━━━ Entries provided ━━━

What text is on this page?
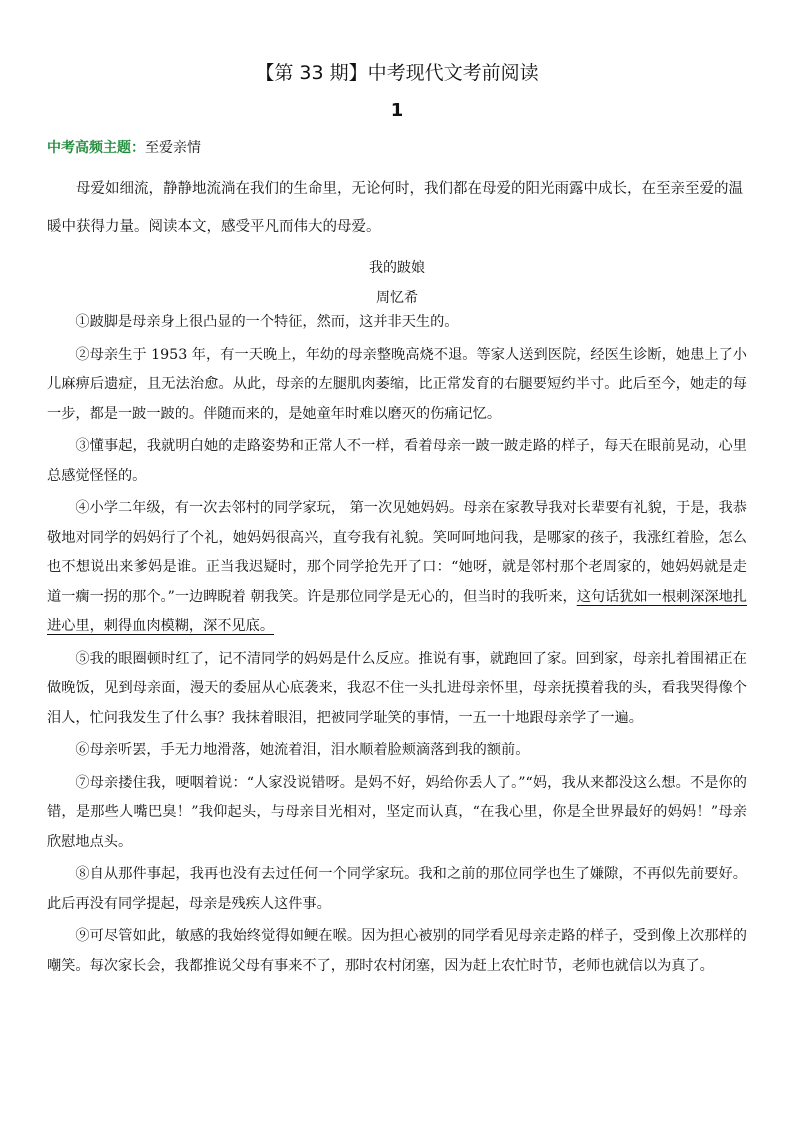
【第 33 期】中考现代文考前阅读
1
中考高频主题：至爱亲情
母爱如细流，静静地流淌在我们的生命里，无论何时，我们都在母爱的阳光雨露中成长，在至亲至爱的温暖中获得力量。阅读本文，感受平凡而伟大的母爱。
我的跛娘
周忆希

①跛脚是母亲身上很凸显的一个特征，然而，这并非天生的。

②母亲生于 1953 年，有一天晚上，年幼的母亲整晚高烧不退。等家人送到医院，经医生诊断，她患上了小儿麻痹后遗症，且无法治愈。从此，母亲的左腿肌肉萎缩，比正常发育的右腿要短约半寸。此后至今，她走的每一步，都是一跛一跛的。伴随而来的，是她童年时难以磨灭的伤痛记忆。

③懂事起，我就明白她的走路姿势和正常人不一样，看着母亲一跛一跛走路的样子，每天在眼前晃动，心里总感觉怪怪的。

④小学二年级，有一次去邻村的同学家玩， 第一次见她妈妈。母亲在家教导我对长辈要有礼貌，于是，我恭敬地对同学的妈妈行了个礼，她妈妈很高兴，直夸我有礼貌。笑呵呵地问我，是哪家的孩子，我涨红着脸，怎么也不想说出来爹妈是谁。正当我迟疑时，那个同学抢先开了口：“她呀，就是邻村那个老周家的，她妈妈就是走道一瘸一拐的那个。”一边睥睨着 朝我笑。许是那位同学是无心的，但当时的我听来，这句话犹如一根刺深深地扎进心里，刺得血肉模糊，深不见底。

⑤我的眼圈顿时红了，记不清同学的妈妈是什么反应。推说有事，就跑回了家。回到家，母亲扎着围裙正在做晚饭，见到母亲面，漫天的委屈从心底袭来，我忍不住一头扎进母亲怀里，母亲抚摸着我的头，看我哭得像个泪人，忙问我发生了什么事？我抹着眼泪，把被同学耻笑的事情，一五一十地跟母亲学了一遍。

⑥母亲听罢，手无力地滑落，她流着泪，泪水顺着脸颊滴落到我的额前。

⑦母亲搂住我，哽咽着说：“人家没说错呀。是妈不好，妈给你丢人了。”“妈，我从来都没这么想。不是你的错，是那些人嘴巴臭！”我仰起头，与母亲目光相对，坚定而认真，“在我心里，你是全世界最好的妈妈！”母亲欣慰地点头。

⑧自从那件事起，我再也没有去过任何一个同学家玩。我和之前的那位同学也生了嫌隙，不再似先前要好。此后再没有同学提起，母亲是残疾人这件事。

⑨可尽管如此，敏感的我始终觉得如鲠在喉。因为担心被别的同学看见母亲走路的样子，受到像上次那样的嘲笑。每次家长会，我都推说父母有事来不了，那时农村闭塞，因为赶上农忙时节，老师也就信以为真了。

━━━

● What this task involves: Reproduce the listing exactly. Leave its pictures out.

● Task output:
What text is on this page?
【第 33 期】中考现代文考前阅读
1
中考高频主题：至爱亲情
母爱如细流，静静地流淌在我们的生命里，无论何时，我们都在母爱的阳光雨露中成长，在至亲至爱的温暖中获得力量。阅读本文，感受平凡而伟大的母爱。
我的跛娘
周忆希

①跛脚是母亲身上很凸显的一个特征，然而，这并非天生的。

②母亲生于 1953 年，有一天晚上，年幼的母亲整晚高烧不退。等家人送到医院，经医生诊断，她患上了小儿麻痹后遗症，且无法治愈。从此，母亲的左腿肌肉萎缩，比正常发育的右腿要短约半寸。此后至今，她走的每一步，都是一跛一跛的。伴随而来的，是她童年时难以磨灭的伤痛记忆。

③懂事起，我就明白她的走路姿势和正常人不一样，看着母亲一跛一跛走路的样子，每天在眼前晃动，心里总感觉怪怪的。

④小学二年级，有一次去邻村的同学家玩， 第一次见她妈妈。母亲在家教导我对长辈要有礼貌，于是，我恭敬地对同学的妈妈行了个礼，她妈妈很高兴，直夸我有礼貌。笑呵呵地问我，是哪家的孩子，我涨红着脸，怎么也不想说出来爹妈是谁。正当我迟疑时，那个同学抢先开了口：“她呀，就是邻村那个老周家的，她妈妈就是走道一瘸一拐的那个。”一边睥睨着 朝我笑。许是那位同学是无心的，但当时的我听来，这句话犹如一根刺深深地扎进心里，刺得血肉模糊，深不见底。

⑤我的眼圈顿时红了，记不清同学的妈妈是什么反应。推说有事，就跑回了家。回到家，母亲扎着围裙正在做晚饭，见到母亲面，漫天的委屈从心底袭来，我忍不住一头扎进母亲怀里，母亲抚摸着我的头，看我哭得像个泪人，忙问我发生了什么事？我抹着眼泪，把被同学耻笑的事情，一五一十地跟母亲学了一遍。

⑥母亲听罢，手无力地滑落，她流着泪，泪水顺着脸颊滴落到我的额前。

⑦母亲搂住我，哽咽着说：“人家没说错呀。是妈不好，妈给你丢人了。”“妈，我从来都没这么想。不是你的错，是那些人嘴巴臭！”我仰起头，与母亲目光相对，坚定而认真，“在我心里，你是全世界最好的妈妈！”母亲欣慰地点头。

⑧自从那件事起，我再也没有去过任何一个同学家玩。我和之前的那位同学也生了嫌隙，不再似先前要好。此后再没有同学提起，母亲是残疾人这件事。

⑨可尽管如此，敏感的我始终觉得如鲠在喉。因为担心被别的同学看见母亲走路的样子，受到像上次那样的嘲笑。每次家长会，我都推说父母有事来不了，那时农村闭塞，因为赶上农忙时节，老师也就信以为真了。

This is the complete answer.